● **SHORT TASK**:
Reproduce verbatim the lines of the data that run from its beginning through the line containing "sufijos-text: : pueden", with both ends included.

(Collection entries)
※ ※ ※
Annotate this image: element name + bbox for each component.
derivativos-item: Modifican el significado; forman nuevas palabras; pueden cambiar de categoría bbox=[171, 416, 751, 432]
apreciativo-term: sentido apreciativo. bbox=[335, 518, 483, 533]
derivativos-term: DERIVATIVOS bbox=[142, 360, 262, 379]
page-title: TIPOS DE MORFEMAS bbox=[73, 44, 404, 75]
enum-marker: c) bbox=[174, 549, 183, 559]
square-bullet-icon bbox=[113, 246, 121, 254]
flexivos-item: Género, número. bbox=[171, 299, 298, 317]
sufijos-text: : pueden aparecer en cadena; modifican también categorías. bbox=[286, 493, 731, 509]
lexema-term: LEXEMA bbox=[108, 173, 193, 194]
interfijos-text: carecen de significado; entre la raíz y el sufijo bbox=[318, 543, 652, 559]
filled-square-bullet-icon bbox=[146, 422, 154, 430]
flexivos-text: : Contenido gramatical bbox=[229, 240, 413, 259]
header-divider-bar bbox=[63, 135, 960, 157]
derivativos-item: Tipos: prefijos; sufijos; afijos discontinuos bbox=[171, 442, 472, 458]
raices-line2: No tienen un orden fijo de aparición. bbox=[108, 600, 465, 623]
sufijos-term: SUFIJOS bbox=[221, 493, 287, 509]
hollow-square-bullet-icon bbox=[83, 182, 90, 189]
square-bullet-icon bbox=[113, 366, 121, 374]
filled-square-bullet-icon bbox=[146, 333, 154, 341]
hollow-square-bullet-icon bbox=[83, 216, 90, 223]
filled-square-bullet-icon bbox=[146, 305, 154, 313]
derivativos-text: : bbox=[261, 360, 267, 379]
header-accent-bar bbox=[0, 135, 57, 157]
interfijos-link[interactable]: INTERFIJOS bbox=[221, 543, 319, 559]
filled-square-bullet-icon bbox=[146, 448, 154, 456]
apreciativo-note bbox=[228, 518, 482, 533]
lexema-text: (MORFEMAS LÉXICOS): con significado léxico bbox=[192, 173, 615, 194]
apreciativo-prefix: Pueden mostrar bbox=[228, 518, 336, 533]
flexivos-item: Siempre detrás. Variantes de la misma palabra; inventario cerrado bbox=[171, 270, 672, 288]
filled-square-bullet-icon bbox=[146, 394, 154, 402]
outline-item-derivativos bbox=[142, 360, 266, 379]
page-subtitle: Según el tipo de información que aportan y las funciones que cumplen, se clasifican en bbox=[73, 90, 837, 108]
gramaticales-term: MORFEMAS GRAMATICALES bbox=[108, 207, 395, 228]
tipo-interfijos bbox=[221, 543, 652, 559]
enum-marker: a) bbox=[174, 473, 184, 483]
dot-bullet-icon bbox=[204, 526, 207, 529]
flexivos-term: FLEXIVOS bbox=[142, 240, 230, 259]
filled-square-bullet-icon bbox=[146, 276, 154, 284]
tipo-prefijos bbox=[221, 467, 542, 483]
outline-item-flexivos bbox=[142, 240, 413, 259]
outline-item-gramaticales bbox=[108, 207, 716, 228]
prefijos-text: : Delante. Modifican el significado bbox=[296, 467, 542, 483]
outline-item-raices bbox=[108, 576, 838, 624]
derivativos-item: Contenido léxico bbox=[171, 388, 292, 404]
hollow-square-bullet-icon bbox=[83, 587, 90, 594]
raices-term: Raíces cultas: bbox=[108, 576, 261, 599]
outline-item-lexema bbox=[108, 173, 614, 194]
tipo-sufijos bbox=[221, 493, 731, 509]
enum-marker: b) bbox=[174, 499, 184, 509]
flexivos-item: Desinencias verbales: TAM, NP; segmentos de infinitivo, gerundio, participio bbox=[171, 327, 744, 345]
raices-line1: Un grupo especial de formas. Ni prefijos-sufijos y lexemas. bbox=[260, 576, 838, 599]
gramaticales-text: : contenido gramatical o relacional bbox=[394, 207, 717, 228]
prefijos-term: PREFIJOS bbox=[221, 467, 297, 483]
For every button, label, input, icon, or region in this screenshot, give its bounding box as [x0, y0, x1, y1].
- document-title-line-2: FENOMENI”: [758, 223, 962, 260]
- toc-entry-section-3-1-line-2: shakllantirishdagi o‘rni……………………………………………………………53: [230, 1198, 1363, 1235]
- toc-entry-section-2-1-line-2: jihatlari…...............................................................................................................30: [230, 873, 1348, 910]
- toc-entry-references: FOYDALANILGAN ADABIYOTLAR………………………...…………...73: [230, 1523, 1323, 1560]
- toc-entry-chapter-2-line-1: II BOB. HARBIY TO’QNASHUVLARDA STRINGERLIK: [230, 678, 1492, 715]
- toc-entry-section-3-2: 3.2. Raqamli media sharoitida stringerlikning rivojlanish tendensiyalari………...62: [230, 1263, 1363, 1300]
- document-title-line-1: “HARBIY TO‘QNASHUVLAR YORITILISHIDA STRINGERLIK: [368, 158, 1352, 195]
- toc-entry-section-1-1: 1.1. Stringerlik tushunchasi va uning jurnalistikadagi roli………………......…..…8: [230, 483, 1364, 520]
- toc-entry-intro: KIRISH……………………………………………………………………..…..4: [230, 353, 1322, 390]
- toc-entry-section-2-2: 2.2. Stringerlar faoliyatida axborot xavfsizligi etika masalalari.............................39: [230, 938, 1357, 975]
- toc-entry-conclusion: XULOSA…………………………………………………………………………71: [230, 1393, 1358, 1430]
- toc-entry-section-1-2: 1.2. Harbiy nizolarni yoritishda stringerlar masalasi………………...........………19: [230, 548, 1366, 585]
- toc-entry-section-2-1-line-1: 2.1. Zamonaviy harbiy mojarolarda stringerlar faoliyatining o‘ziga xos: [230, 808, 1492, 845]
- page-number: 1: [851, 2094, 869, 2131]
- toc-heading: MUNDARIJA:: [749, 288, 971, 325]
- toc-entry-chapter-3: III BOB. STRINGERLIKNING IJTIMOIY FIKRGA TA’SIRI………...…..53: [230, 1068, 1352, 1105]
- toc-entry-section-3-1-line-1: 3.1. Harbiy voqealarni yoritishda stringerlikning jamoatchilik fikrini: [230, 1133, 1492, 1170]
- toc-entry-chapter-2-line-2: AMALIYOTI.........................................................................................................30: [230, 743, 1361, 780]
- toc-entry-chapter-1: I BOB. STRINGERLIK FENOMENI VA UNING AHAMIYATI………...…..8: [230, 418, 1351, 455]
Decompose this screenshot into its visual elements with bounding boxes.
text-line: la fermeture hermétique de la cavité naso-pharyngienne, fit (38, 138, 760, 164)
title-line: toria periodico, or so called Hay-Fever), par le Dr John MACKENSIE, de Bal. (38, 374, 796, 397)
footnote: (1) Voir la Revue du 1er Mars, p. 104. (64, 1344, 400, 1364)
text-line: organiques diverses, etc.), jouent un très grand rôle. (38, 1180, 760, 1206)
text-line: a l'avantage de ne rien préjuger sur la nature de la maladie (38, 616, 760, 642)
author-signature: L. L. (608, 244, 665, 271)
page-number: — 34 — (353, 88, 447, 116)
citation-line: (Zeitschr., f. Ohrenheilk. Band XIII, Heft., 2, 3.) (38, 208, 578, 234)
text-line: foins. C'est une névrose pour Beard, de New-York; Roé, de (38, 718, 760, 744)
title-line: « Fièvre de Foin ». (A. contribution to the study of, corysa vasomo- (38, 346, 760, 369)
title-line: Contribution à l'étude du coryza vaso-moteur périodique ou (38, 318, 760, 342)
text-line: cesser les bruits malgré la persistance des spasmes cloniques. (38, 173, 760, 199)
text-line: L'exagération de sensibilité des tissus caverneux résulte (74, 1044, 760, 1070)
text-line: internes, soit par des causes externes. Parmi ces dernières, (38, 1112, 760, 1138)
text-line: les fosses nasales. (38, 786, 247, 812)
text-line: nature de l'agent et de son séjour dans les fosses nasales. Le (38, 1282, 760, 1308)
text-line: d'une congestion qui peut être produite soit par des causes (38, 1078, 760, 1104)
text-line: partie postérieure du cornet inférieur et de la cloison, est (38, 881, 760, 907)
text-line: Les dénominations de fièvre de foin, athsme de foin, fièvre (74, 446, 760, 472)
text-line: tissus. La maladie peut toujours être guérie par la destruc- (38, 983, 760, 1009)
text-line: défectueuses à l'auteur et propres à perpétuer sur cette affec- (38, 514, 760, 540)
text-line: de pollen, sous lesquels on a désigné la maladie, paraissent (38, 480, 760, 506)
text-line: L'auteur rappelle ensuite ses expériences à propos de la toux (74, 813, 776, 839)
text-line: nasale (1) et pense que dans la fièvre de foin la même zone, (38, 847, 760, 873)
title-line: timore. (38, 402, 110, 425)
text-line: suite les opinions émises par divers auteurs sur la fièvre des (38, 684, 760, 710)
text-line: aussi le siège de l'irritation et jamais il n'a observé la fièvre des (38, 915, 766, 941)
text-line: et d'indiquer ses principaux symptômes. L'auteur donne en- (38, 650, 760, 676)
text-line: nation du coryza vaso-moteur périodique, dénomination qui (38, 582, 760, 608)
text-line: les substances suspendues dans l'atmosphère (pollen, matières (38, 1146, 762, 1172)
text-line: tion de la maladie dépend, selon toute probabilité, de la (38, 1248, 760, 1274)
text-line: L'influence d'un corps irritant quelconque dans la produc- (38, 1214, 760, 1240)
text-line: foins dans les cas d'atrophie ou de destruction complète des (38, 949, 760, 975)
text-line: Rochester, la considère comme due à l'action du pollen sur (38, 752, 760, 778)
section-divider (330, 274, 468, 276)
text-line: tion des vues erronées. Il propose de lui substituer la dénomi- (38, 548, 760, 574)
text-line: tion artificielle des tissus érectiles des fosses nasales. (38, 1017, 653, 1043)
※ ※ ※
● **RESULT OF THIS TASK**:
Annotate this image: element name + bbox for each component.
derivativos-item: Modifican el significado; forman nuevas palabras; pueden cambiar de categoría bbox=[171, 416, 751, 432]
apreciativo-term: sentido apreciativo. bbox=[335, 518, 483, 533]
derivativos-term: DERIVATIVOS bbox=[142, 360, 262, 379]
page-title: TIPOS DE MORFEMAS bbox=[73, 44, 404, 75]
enum-marker: c) bbox=[174, 549, 183, 559]
square-bullet-icon bbox=[113, 246, 121, 254]
flexivos-item: Género, número. bbox=[171, 299, 298, 317]
sufijos-text: : pueden aparecer en cadena; modifican también categorías. bbox=[286, 493, 731, 509]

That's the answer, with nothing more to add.